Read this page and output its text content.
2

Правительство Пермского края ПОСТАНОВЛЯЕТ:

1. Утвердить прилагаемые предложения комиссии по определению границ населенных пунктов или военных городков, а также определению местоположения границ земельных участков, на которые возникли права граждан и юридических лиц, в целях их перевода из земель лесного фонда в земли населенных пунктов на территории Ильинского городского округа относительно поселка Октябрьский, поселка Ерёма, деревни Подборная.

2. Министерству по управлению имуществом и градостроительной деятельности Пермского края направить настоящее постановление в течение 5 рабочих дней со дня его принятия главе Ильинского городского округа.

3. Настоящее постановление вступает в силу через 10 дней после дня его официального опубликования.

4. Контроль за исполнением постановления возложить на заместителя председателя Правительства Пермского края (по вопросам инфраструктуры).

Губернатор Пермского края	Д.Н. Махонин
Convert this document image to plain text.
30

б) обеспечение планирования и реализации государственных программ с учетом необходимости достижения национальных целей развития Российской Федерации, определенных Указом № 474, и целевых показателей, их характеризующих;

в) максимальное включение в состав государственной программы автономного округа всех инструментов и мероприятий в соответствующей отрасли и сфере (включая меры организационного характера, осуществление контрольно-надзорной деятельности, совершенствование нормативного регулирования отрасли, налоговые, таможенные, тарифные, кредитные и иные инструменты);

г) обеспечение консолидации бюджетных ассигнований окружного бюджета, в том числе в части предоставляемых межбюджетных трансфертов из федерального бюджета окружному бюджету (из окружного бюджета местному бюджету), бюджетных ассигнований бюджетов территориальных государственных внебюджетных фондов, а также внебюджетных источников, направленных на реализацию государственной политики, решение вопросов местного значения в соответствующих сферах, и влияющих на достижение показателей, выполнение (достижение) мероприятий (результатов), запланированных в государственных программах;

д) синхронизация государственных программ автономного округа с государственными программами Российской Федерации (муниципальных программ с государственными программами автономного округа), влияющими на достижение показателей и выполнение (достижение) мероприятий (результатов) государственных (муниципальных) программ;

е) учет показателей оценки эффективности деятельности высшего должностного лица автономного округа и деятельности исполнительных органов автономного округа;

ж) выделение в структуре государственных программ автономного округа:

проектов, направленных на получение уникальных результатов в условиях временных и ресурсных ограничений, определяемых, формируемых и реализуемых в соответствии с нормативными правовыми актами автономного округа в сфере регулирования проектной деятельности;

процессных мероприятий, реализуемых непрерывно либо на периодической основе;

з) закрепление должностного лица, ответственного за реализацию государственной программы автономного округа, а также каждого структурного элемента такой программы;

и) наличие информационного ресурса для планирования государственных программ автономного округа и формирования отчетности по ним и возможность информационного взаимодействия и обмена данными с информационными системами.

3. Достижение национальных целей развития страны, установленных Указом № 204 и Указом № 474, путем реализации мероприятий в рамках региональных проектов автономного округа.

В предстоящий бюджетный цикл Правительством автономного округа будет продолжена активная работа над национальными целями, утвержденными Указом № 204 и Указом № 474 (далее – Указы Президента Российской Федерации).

=====

→ **GOAL**
Print the material once more, exactly.

→ **RESPONSE TO THIS EXERCISE**
Read this page and output its text content.
2

Правительство Пермского края ПОСТАНОВЛЯЕТ:

1. Утвердить прилагаемые предложения комиссии по определению границ населенных пунктов или военных городков, а также определению местоположения границ земельных участков, на которые возникли права граждан и юридических лиц, в целях их перевода из земель лесного фонда в земли населенных пунктов на территории Ильинского городского округа относительно поселка Октябрьский, поселка Ерёма, деревни Подборная.

2. Министерству по управлению имуществом и градостроительной деятельности Пермского края направить настоящее постановление в течение 5 рабочих дней со дня его принятия главе Ильинского городского округа.

3. Настоящее постановление вступает в силу через 10 дней после дня его официального опубликования.

4. Контроль за исполнением постановления возложить на заместителя председателя Правительства Пермского края (по вопросам инфраструктуры).

Губернатор Пермского края	Д.Н. Махонин
Convert this document image to plain text.
30

б) обеспечение планирования и реализации государственных программ с учетом необходимости достижения национальных целей развития Российской Федерации, определенных Указом № 474, и целевых показателей, их характеризующих;

в) максимальное включение в состав государственной программы автономного округа всех инструментов и мероприятий в соответствующей отрасли и сфере (включая меры организационного характера, осуществление контрольно-надзорной деятельности, совершенствование нормативного регулирования отрасли, налоговые, таможенные, тарифные, кредитные и иные инструменты);

г) обеспечение консолидации бюджетных ассигнований окружного бюджета, в том числе в части предоставляемых межбюджетных трансфертов из федерального бюджета окружному бюджету (из окружного бюджета местному бюджету), бюджетных ассигнований бюджетов территориальных государственных внебюджетных фондов, а также внебюджетных источников, направленных на реализацию государственной политики, решение вопросов местного значения в соответствующих сферах, и влияющих на достижение показателей, выполнение (достижение) мероприятий (результатов), запланированных в государственных программах;

д) синхронизация государственных программ автономного округа с государственными программами Российской Федерации (муниципальных программ с государственными программами автономного округа), влияющими на достижение показателей и выполнение (достижение) мероприятий (результатов) государственных (муниципальных) программ;

е) учет показателей оценки эффективности деятельности высшего должностного лица автономного округа и деятельности исполнительных органов автономного округа;

ж) выделение в структуре государственных программ автономного округа:

проектов, направленных на получение уникальных результатов в условиях временных и ресурсных ограничений, определяемых, формируемых и реализуемых в соответствии с нормативными правовыми актами автономного округа в сфере регулирования проектной деятельности;

процессных мероприятий, реализуемых непрерывно либо на периодической основе;

з) закрепление должностного лица, ответственного за реализацию государственной программы автономного округа, а также каждого структурного элемента такой программы;

и) наличие информационного ресурса для планирования государственных программ автономного округа и формирования отчетности по ним и возможность информационного взаимодействия и обмена данными с информационными системами.

3. Достижение национальных целей развития страны, установленных Указом № 204 и Указом № 474, путем реализации мероприятий в рамках региональных проектов автономного округа.

В предстоящий бюджетный цикл Правительством автономного округа будет продолжена активная работа над национальными целями, утвержденными Указом № 204 и Указом № 474 (далее – Указы Президента Российской Федерации).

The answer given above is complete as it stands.